Every entry needs to be reproduced exactly.
──────────────────────────────
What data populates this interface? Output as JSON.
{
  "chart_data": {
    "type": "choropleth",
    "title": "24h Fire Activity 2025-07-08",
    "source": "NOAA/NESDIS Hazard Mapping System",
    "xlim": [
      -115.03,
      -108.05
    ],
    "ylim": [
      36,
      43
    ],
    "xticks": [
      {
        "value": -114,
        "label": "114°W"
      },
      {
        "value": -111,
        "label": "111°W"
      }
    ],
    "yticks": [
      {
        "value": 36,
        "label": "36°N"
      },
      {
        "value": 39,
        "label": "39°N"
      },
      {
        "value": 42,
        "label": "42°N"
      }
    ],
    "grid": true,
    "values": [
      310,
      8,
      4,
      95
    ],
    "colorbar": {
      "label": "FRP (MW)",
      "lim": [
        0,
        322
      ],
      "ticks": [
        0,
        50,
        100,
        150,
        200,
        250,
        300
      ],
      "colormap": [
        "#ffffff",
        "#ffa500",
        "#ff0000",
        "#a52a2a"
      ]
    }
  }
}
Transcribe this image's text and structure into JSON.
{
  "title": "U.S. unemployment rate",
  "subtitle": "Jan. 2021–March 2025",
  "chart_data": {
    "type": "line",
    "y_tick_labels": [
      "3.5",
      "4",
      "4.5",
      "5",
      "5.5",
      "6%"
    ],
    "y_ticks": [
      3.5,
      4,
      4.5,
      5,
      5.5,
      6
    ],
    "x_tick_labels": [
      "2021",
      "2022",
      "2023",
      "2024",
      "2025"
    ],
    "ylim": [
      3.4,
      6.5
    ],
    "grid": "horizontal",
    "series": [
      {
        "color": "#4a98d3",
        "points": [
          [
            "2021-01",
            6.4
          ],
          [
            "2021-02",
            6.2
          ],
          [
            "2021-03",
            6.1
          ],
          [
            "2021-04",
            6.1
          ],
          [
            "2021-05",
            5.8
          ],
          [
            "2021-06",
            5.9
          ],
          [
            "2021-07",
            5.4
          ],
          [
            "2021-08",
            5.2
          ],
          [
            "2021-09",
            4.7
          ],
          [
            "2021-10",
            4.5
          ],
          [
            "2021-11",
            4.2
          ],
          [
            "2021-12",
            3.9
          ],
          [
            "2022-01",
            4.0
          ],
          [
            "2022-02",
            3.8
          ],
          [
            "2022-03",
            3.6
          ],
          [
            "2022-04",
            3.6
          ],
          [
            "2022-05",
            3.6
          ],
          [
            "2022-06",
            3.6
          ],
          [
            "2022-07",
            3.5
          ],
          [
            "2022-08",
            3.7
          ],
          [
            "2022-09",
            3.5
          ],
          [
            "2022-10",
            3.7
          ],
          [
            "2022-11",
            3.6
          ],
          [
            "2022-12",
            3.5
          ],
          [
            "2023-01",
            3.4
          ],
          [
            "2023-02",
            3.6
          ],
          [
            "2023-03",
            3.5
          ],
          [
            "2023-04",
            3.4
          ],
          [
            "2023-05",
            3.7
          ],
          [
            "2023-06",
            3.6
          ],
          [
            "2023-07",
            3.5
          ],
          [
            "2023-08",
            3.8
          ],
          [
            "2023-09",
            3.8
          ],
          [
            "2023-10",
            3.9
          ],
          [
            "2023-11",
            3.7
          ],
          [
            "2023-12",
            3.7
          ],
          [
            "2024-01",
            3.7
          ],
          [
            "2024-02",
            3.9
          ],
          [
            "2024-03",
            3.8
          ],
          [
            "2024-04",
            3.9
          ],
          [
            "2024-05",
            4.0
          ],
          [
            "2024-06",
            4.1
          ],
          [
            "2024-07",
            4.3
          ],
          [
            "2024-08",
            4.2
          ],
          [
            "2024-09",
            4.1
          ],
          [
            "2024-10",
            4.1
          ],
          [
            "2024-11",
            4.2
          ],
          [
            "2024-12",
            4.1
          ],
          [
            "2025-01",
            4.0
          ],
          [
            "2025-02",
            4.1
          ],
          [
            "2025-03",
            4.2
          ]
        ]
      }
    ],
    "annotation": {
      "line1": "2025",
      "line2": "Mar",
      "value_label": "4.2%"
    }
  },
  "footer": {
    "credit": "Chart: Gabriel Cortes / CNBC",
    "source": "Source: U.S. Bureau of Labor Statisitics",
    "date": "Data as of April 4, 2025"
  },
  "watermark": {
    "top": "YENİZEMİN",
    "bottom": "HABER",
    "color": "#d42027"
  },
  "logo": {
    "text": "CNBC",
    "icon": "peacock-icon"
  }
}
──────────────────────────────
§ **Full answer**:
What data populates this interface? Output as JSON.
{
  "chart_data": {
    "type": "choropleth",
    "title": "24h Fire Activity 2025-07-08",
    "source": "NOAA/NESDIS Hazard Mapping System",
    "xlim": [
      -115.03,
      -108.05
    ],
    "ylim": [
      36,
      43
    ],
    "xticks": [
      {
        "value": -114,
        "label": "114°W"
      },
      {
        "value": -111,
        "label": "111°W"
      }
    ],
    "yticks": [
      {
        "value": 36,
        "label": "36°N"
      },
      {
        "value": 39,
        "label": "39°N"
      },
      {
        "value": 42,
        "label": "42°N"
      }
    ],
    "grid": true,
    "values": [
      310,
      8,
      4,
      95
    ],
    "colorbar": {
      "label": "FRP (MW)",
      "lim": [
        0,
        322
      ],
      "ticks": [
        0,
        50,
        100,
        150,
        200,
        250,
        300
      ],
      "colormap": [
        "#ffffff",
        "#ffa500",
        "#ff0000",
        "#a52a2a"
      ]
    }
  }
}
Transcribe this image's text and structure into JSON.
{
  "title": "U.S. unemployment rate",
  "subtitle": "Jan. 2021–March 2025",
  "chart_data": {
    "type": "line",
    "y_tick_labels": [
      "3.5",
      "4",
      "4.5",
      "5",
      "5.5",
      "6%"
    ],
    "y_ticks": [
      3.5,
      4,
      4.5,
      5,
      5.5,
      6
    ],
    "x_tick_labels": [
      "2021",
      "2022",
      "2023",
      "2024",
      "2025"
    ],
    "ylim": [
      3.4,
      6.5
    ],
    "grid": "horizontal",
    "series": [
      {
        "color": "#4a98d3",
        "points": [
          [
            "2021-01",
            6.4
          ],
          [
            "2021-02",
            6.2
          ],
          [
            "2021-03",
            6.1
          ],
          [
            "2021-04",
            6.1
          ],
          [
            "2021-05",
            5.8
          ],
          [
            "2021-06",
            5.9
          ],
          [
            "2021-07",
            5.4
          ],
          [
            "2021-08",
            5.2
          ],
          [
            "2021-09",
            4.7
          ],
          [
            "2021-10",
            4.5
          ],
          [
            "2021-11",
            4.2
          ],
          [
            "2021-12",
            3.9
          ],
          [
            "2022-01",
            4.0
          ],
          [
            "2022-02",
            3.8
          ],
          [
            "2022-03",
            3.6
          ],
          [
            "2022-04",
            3.6
          ],
          [
            "2022-05",
            3.6
          ],
          [
            "2022-06",
            3.6
          ],
          [
            "2022-07",
            3.5
          ],
          [
            "2022-08",
            3.7
          ],
          [
            "2022-09",
            3.5
          ],
          [
            "2022-10",
            3.7
          ],
          [
            "2022-11",
            3.6
          ],
          [
            "2022-12",
            3.5
          ],
          [
            "2023-01",
            3.4
          ],
          [
            "2023-02",
            3.6
          ],
          [
            "2023-03",
            3.5
          ],
          [
            "2023-04",
            3.4
          ],
          [
            "2023-05",
            3.7
          ],
          [
            "2023-06",
            3.6
          ],
          [
            "2023-07",
            3.5
          ],
          [
            "2023-08",
            3.8
          ],
          [
            "2023-09",
            3.8
          ],
          [
            "2023-10",
            3.9
          ],
          [
            "2023-11",
            3.7
          ],
          [
            "2023-12",
            3.7
          ],
          [
            "2024-01",
            3.7
          ],
          [
            "2024-02",
            3.9
          ],
          [
            "2024-03",
            3.8
          ],
          [
            "2024-04",
            3.9
          ],
          [
            "2024-05",
            4.0
          ],
          [
            "2024-06",
            4.1
          ],
          [
            "2024-07",
            4.3
          ],
          [
            "2024-08",
            4.2
          ],
          [
            "2024-09",
            4.1
          ],
          [
            "2024-10",
            4.1
          ],
          [
            "2024-11",
            4.2
          ],
          [
            "2024-12",
            4.1
          ],
          [
            "2025-01",
            4.0
          ],
          [
            "2025-02",
            4.1
          ],
          [
            "2025-03",
            4.2
          ]
        ]
      }
    ],
    "annotation": {
      "line1": "2025",
      "line2": "Mar",
      "value_label": "4.2%"
    }
  },
  "footer": {
    "credit": "Chart: Gabriel Cortes / CNBC",
    "source": "Source: U.S. Bureau of Labor Statisitics",
    "date": "Data as of April 4, 2025"
  },
  "watermark": {
    "top": "YENİZEMİN",
    "bottom": "HABER",
    "color": "#d42027"
  },
  "logo": {
    "text": "CNBC",
    "icon": "peacock-icon"
  }
}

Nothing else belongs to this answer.